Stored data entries
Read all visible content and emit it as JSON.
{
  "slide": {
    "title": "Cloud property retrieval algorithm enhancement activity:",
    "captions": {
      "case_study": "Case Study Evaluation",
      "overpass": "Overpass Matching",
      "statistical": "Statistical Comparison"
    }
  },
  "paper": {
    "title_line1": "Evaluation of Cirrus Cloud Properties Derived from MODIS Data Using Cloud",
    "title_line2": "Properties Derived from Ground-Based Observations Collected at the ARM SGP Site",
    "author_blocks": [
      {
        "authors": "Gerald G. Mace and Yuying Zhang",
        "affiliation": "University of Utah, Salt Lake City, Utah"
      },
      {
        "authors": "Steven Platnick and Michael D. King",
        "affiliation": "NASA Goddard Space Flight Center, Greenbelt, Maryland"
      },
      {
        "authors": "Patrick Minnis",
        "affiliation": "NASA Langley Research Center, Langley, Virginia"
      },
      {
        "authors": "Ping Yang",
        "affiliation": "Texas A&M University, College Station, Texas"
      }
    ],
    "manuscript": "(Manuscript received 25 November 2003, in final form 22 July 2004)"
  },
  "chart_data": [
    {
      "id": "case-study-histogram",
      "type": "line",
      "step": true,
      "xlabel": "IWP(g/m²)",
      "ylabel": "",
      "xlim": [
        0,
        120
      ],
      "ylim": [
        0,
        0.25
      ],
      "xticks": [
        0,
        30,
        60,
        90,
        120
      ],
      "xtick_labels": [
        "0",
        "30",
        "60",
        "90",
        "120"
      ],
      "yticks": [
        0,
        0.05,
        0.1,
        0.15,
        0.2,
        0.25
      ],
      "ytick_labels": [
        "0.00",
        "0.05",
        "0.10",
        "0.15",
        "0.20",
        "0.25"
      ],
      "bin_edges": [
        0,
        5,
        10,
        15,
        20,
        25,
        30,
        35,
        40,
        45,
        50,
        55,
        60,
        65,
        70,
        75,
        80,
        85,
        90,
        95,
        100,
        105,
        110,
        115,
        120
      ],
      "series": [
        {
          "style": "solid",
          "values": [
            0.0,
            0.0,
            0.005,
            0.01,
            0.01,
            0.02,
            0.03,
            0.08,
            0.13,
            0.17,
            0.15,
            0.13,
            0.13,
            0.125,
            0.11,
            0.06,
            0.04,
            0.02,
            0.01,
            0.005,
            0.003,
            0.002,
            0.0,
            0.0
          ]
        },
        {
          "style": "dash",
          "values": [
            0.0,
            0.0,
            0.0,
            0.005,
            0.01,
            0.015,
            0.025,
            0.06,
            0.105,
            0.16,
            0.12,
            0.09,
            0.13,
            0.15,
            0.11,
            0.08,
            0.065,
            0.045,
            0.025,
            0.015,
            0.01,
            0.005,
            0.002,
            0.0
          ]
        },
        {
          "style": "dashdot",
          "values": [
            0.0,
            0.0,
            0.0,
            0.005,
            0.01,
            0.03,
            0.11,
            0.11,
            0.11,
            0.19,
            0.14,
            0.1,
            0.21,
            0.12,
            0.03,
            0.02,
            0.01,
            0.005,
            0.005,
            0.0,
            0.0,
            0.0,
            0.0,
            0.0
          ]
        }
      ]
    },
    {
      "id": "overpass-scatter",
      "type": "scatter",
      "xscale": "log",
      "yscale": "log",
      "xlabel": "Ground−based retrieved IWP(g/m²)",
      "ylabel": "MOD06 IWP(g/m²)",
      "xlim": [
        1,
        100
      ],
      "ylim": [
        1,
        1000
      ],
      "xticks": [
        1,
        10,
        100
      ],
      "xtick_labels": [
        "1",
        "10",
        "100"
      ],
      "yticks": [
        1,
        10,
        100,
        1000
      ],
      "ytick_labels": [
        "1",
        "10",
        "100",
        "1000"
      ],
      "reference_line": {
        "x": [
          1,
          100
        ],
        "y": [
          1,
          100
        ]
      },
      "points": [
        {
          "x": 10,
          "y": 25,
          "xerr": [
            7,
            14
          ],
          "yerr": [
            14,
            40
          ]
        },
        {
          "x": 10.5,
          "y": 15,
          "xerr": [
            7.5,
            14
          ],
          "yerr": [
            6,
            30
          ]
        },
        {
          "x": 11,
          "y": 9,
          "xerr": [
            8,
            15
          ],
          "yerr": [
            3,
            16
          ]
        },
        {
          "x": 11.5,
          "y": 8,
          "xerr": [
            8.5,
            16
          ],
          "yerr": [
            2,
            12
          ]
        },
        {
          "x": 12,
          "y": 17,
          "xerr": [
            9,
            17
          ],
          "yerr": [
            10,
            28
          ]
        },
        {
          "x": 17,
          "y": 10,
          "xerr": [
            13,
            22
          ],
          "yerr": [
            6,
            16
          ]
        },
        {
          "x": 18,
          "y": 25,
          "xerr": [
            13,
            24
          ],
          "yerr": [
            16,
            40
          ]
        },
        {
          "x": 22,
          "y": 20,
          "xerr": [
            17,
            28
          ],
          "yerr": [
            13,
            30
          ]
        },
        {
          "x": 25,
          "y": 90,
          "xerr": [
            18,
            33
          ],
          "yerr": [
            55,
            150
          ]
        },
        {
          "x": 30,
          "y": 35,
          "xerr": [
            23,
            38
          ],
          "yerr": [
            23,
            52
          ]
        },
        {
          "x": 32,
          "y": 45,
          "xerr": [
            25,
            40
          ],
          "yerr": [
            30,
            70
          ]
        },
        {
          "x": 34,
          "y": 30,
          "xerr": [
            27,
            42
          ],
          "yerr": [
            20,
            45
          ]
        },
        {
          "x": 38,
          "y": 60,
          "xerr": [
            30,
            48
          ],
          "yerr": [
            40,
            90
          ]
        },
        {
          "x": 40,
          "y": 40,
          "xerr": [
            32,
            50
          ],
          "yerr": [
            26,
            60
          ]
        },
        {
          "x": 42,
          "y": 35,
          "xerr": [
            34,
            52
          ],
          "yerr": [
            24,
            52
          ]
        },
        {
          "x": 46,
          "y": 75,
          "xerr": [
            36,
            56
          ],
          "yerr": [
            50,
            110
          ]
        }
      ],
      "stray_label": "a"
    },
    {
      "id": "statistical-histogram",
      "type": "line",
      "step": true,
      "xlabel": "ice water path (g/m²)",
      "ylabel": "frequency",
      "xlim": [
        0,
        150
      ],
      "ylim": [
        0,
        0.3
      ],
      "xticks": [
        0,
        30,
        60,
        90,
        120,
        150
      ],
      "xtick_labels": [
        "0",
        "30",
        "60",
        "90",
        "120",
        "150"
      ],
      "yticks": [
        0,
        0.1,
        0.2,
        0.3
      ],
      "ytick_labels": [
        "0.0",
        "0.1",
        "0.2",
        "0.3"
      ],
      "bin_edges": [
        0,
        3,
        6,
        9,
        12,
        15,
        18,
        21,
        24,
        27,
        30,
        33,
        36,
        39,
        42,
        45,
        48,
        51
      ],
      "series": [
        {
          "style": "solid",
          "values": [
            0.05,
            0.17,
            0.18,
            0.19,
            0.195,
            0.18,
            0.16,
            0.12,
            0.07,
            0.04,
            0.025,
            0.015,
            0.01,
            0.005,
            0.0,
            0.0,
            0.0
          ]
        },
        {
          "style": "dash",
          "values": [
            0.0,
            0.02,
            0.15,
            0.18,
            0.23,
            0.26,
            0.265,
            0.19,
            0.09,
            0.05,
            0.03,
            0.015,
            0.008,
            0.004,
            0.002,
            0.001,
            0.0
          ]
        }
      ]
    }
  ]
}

_Problem statement_
Copy out every line in the entries above that holds "ylabel".

_Result for this exercise_
      "ylabel": "",
      "ylabel": "MOD06 IWP(g/m²)",
      "ylabel": "frequency",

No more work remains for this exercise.